Exercise task —
Locate each line of the material that contains "name", then return it.

Given records —
▽

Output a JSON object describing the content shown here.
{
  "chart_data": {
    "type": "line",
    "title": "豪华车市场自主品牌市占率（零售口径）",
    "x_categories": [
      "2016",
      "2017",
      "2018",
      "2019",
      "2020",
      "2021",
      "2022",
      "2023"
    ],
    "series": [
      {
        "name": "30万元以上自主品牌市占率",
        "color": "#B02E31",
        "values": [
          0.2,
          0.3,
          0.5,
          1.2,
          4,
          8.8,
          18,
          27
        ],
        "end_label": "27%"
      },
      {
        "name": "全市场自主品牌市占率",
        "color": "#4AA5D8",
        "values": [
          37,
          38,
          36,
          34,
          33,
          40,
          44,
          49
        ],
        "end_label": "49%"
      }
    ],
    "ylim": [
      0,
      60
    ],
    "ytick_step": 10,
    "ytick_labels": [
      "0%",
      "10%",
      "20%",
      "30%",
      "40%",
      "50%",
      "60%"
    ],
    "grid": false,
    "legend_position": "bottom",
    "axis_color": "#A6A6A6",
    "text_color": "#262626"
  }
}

△

Response to the exercise —
        "name": "30万元以上自主品牌市占率",
        "name": "全市场自主品牌市占率",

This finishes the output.